Direction —
Collect every line in the records below that contains the word "title".

— BEGIN Task material —

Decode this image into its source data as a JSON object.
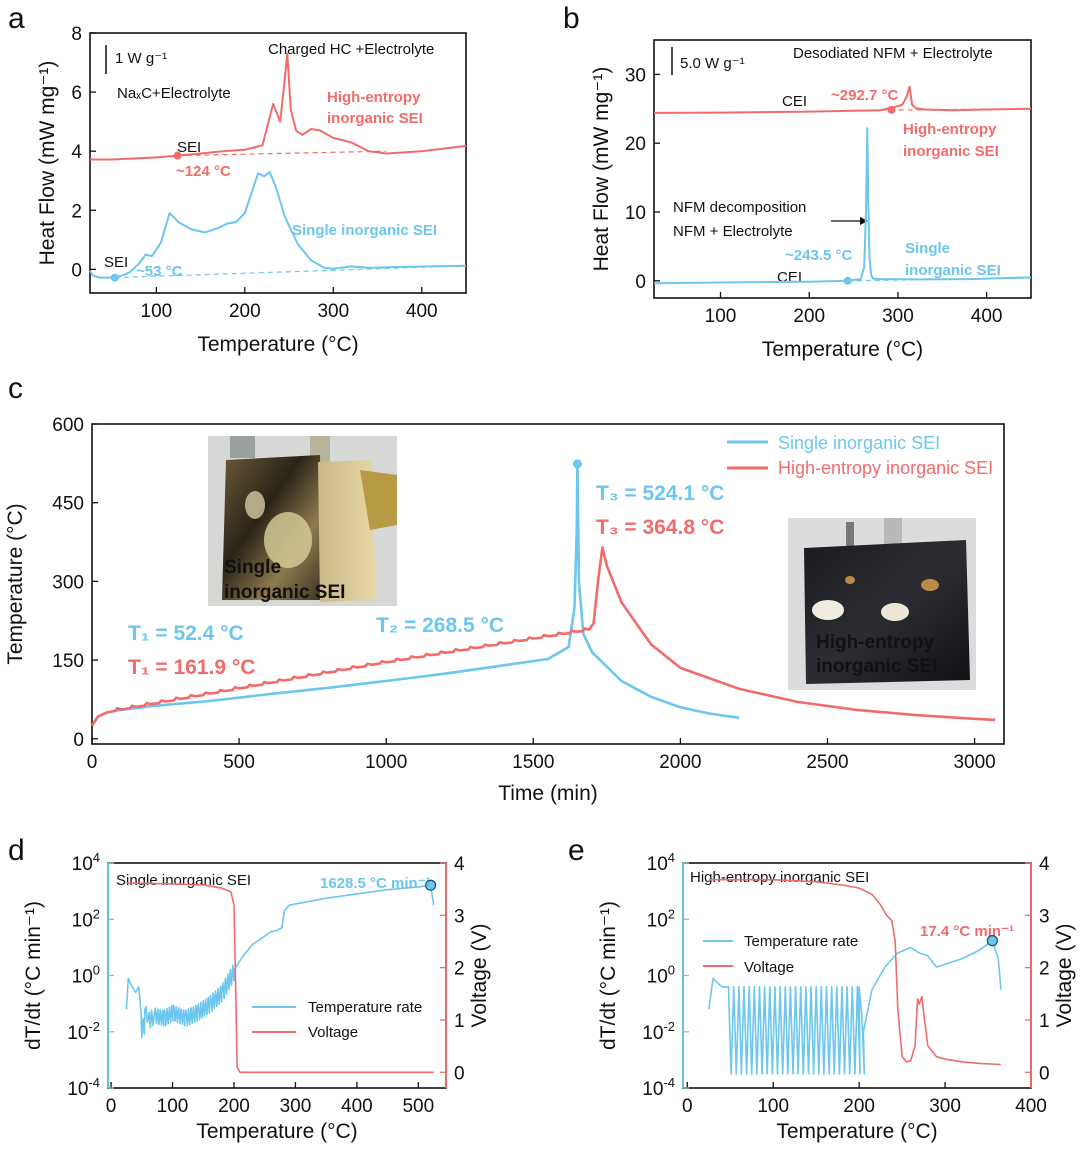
{
  "colors": {
    "single": "#6cc6ee",
    "high": "#f26b6b",
    "axis": "#111111"
  },
  "panels": {
    "a": {
      "letter": "a",
      "scale_bar": "1 W g⁻¹",
      "label_nac": "NaₓC+Electrolyte",
      "label_hc": "Charged HC +Electrolyte",
      "high_label1": "High-entropy",
      "high_label2": "inorganic SEI",
      "single_label": "Single inorganic SEI",
      "sei_high": "SEI",
      "sei_single": "SEI",
      "onset_high": "~124 °C",
      "onset_single": "~53 °C"
    },
    "b": {
      "letter": "b",
      "scale_bar": "5.0 W g⁻¹",
      "title": "Desodiated NFM + Electrolyte",
      "cei_high": "CEI",
      "onset_high": "~292.7 °C",
      "high_label1": "High-entropy",
      "high_label2": "inorganic SEI",
      "decomp1": "NFM  decomposition",
      "decomp2": "NFM + Electrolyte",
      "onset_single": "~243.5 °C",
      "single_label1": "Single",
      "single_label2": "inorganic SEI",
      "cei_single": "CEI"
    },
    "c": {
      "letter": "c",
      "legend_single": "Single inorganic SEI",
      "legend_high": "High-entropy inorganic SEI",
      "t3_single": "T₃ = 524.1 °C",
      "t3_high": "T₃ = 364.8 °C",
      "t2": "T₂ = 268.5 °C",
      "t1_single": "T₁ = 52.4 °C",
      "t1_high": "T₁ = 161.9 °C",
      "photo_single1": "Single",
      "photo_single2": "inorganic SEI",
      "photo_high1": "High-entropy",
      "photo_high2": "inorganic SEI"
    },
    "d": {
      "letter": "d",
      "title": "Single inorganic SEI",
      "peak": "1628.5 °C min⁻¹",
      "legend_rate": "Temperature rate",
      "legend_voltage": "Voltage"
    },
    "e": {
      "letter": "e",
      "title": "High-entropy inorganic SEI",
      "peak": "17.4 °C min⁻¹",
      "legend_rate": "Temperature rate",
      "legend_voltage": "Voltage"
    }
  },
  "chart_data": [
    {
      "panel": "a",
      "type": "line",
      "xlabel": "Temperature (°C)",
      "ylabel": "Heat Flow (mW mg⁻¹)",
      "xlim": [
        25,
        450
      ],
      "ylim": [
        -0.8,
        8
      ],
      "xticks": [
        100,
        200,
        300,
        400
      ],
      "yticks": [
        0,
        2,
        4,
        6,
        8
      ],
      "series": [
        {
          "name": "High-entropy inorganic SEI",
          "color": "high",
          "x": [
            25,
            50,
            80,
            100,
            124,
            150,
            175,
            200,
            220,
            232,
            240,
            245,
            248,
            252,
            258,
            265,
            275,
            285,
            300,
            320,
            340,
            360,
            400,
            450
          ],
          "y": [
            3.72,
            3.72,
            3.76,
            3.79,
            3.85,
            3.92,
            4.0,
            4.05,
            4.2,
            5.6,
            5.0,
            6.4,
            7.3,
            5.4,
            4.7,
            4.55,
            4.75,
            4.7,
            4.45,
            4.3,
            4.0,
            3.92,
            4.0,
            4.18
          ]
        },
        {
          "name": "Single inorganic SEI",
          "color": "single",
          "x": [
            25,
            28,
            35,
            50,
            60,
            70,
            80,
            88,
            95,
            105,
            115,
            125,
            140,
            155,
            170,
            180,
            190,
            200,
            210,
            215,
            222,
            228,
            235,
            245,
            260,
            275,
            290,
            300,
            320,
            340,
            370,
            410,
            450
          ],
          "y": [
            -0.05,
            -0.2,
            -0.28,
            -0.28,
            -0.22,
            -0.1,
            0.18,
            0.5,
            0.45,
            0.9,
            1.9,
            1.6,
            1.35,
            1.25,
            1.4,
            1.55,
            1.6,
            1.9,
            2.8,
            3.25,
            3.15,
            3.3,
            2.8,
            1.8,
            0.85,
            0.3,
            0.05,
            0.02,
            0.1,
            0.05,
            0.08,
            0.1,
            0.12
          ]
        }
      ]
    },
    {
      "panel": "b",
      "type": "line",
      "xlabel": "Temperature (°C)",
      "ylabel": "Heat Flow (mW mg⁻¹)",
      "xlim": [
        25,
        450
      ],
      "ylim": [
        -2.5,
        35
      ],
      "xticks": [
        100,
        200,
        300,
        400
      ],
      "yticks": [
        0,
        10,
        20,
        30
      ],
      "series": [
        {
          "name": "High-entropy inorganic SEI",
          "color": "high",
          "x": [
            25,
            100,
            200,
            280,
            295,
            305,
            310,
            313,
            316,
            320,
            330,
            360,
            400,
            450
          ],
          "y": [
            24.4,
            24.45,
            24.6,
            24.8,
            25.2,
            25.6,
            26.8,
            28.2,
            25.6,
            25.1,
            24.9,
            24.8,
            24.9,
            25.0
          ]
        },
        {
          "name": "Single inorganic SEI",
          "color": "single",
          "x": [
            25,
            100,
            200,
            243.5,
            258,
            262,
            264,
            265.5,
            266.5,
            268,
            270,
            272,
            280,
            320,
            380,
            450
          ],
          "y": [
            -0.35,
            -0.25,
            -0.15,
            0.0,
            0.25,
            2,
            10,
            22.2,
            12,
            3,
            0.8,
            0.3,
            0.25,
            0.2,
            0.25,
            0.5
          ]
        }
      ]
    },
    {
      "panel": "c",
      "type": "line",
      "xlabel": "Time (min)",
      "ylabel": "Temperature (°C)",
      "xlim": [
        0,
        3100
      ],
      "ylim": [
        -10,
        600
      ],
      "xticks": [
        0,
        500,
        1000,
        1500,
        2000,
        2500,
        3000
      ],
      "yticks": [
        0,
        150,
        300,
        450,
        600
      ],
      "series": [
        {
          "name": "Single inorganic SEI",
          "color": "single",
          "x": [
            0,
            20,
            50,
            100,
            200,
            400,
            600,
            800,
            1000,
            1200,
            1400,
            1550,
            1620,
            1640,
            1648,
            1650,
            1655,
            1670,
            1700,
            1800,
            1900,
            2000,
            2100,
            2200
          ],
          "y": [
            25,
            42,
            50,
            55,
            62,
            72,
            85,
            97,
            110,
            124,
            140,
            152,
            175,
            250,
            400,
            524.1,
            300,
            200,
            165,
            110,
            80,
            60,
            48,
            40
          ]
        },
        {
          "name": "High-entropy inorganic SEI",
          "color": "high",
          "x": [
            0,
            20,
            50,
            100,
            200,
            400,
            600,
            800,
            1000,
            1200,
            1400,
            1600,
            1690,
            1705,
            1720,
            1735,
            1750,
            1800,
            1900,
            2000,
            2200,
            2400,
            2600,
            2800,
            3000,
            3070
          ],
          "y": [
            25,
            42,
            50,
            56,
            66,
            86,
            106,
            126,
            146,
            164,
            182,
            200,
            208,
            220,
            300,
            364.8,
            330,
            260,
            180,
            135,
            95,
            70,
            55,
            45,
            38,
            36
          ]
        }
      ]
    },
    {
      "panel": "d",
      "type": "line",
      "xlabel": "Temperature (°C)",
      "ylabel": "dT/dt (°C min⁻¹)",
      "y2label": "Voltage (V)",
      "xlim": [
        -5,
        545
      ],
      "ylim_log10": [
        -4,
        4
      ],
      "y2lim": [
        -0.3,
        4
      ],
      "xticks": [
        0,
        100,
        200,
        300,
        400,
        500
      ],
      "yticks_log": [
        "10^4",
        "10^2",
        "10^0",
        "10^-2",
        "10^-4"
      ],
      "y2ticks": [
        0,
        1,
        2,
        3,
        4
      ],
      "series": [
        {
          "name": "Temperature rate",
          "color": "single",
          "axis": "left",
          "scale": "log10",
          "x": [
            25,
            28,
            32,
            40,
            45,
            50,
            55,
            60,
            70,
            85,
            100,
            120,
            140,
            160,
            180,
            200,
            215,
            230,
            260,
            270,
            278,
            282,
            290,
            350,
            400,
            450,
            500,
            520,
            525
          ],
          "y": [
            -1.2,
            -0.1,
            -0.3,
            -0.6,
            -0.4,
            -2.2,
            -1.2,
            -1.6,
            -1.4,
            -1.5,
            -1.3,
            -1.5,
            -1.3,
            -1.0,
            -0.6,
            0.2,
            0.7,
            1.1,
            1.55,
            1.6,
            1.7,
            2.3,
            2.5,
            2.75,
            2.9,
            3.05,
            3.15,
            3.21,
            2.5
          ]
        },
        {
          "name": "Voltage",
          "color": "high",
          "axis": "right",
          "x": [
            25,
            100,
            150,
            180,
            195,
            200,
            203,
            205,
            210,
            300,
            400,
            500,
            525
          ],
          "y": [
            3.62,
            3.6,
            3.58,
            3.52,
            3.45,
            3.2,
            1.5,
            0.1,
            0.0,
            0.0,
            0.0,
            0.0,
            0.0
          ]
        }
      ]
    },
    {
      "panel": "e",
      "type": "line",
      "xlabel": "Temperature (°C)",
      "ylabel": "dT/dt (°C min⁻¹)",
      "y2label": "Voltage (V)",
      "xlim": [
        -5,
        400
      ],
      "ylim_log10": [
        -4,
        4
      ],
      "y2lim": [
        -0.3,
        4
      ],
      "xticks": [
        0,
        100,
        200,
        300,
        400
      ],
      "yticks_log": [
        "10^4",
        "10^2",
        "10^0",
        "10^-2",
        "10^-4"
      ],
      "y2ticks": [
        0,
        1,
        2,
        3,
        4
      ],
      "series": [
        {
          "name": "Temperature rate",
          "color": "single",
          "axis": "left",
          "scale": "log10",
          "x": [
            25,
            30,
            40,
            45,
            200,
            205,
            215,
            230,
            245,
            260,
            270,
            280,
            290,
            300,
            320,
            340,
            355,
            362,
            365
          ],
          "y": [
            -1.2,
            -0.1,
            -0.4,
            -0.4,
            -0.4,
            -2.0,
            -0.5,
            0.3,
            0.8,
            1.0,
            0.8,
            0.7,
            0.3,
            0.4,
            0.6,
            0.9,
            1.24,
            0.6,
            -0.5
          ]
        },
        {
          "name": "Voltage",
          "color": "high",
          "axis": "right",
          "x": [
            25,
            100,
            150,
            180,
            200,
            215,
            225,
            232,
            238,
            242,
            245,
            250,
            255,
            260,
            265,
            268,
            270,
            273,
            276,
            280,
            290,
            300,
            320,
            340,
            365
          ],
          "y": [
            3.68,
            3.68,
            3.64,
            3.58,
            3.52,
            3.4,
            3.2,
            3.0,
            2.9,
            2.5,
            1.2,
            0.3,
            0.2,
            0.22,
            0.5,
            1.4,
            1.3,
            1.45,
            1.0,
            0.5,
            0.3,
            0.25,
            0.2,
            0.17,
            0.15
          ]
        }
      ]
    }
  ]
}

— END Task material —

Task answer —
      "title": "Desodiated NFM + Electrolyte",
      "title": "Single inorganic SEI",
      "title": "High-entropy inorganic SEI",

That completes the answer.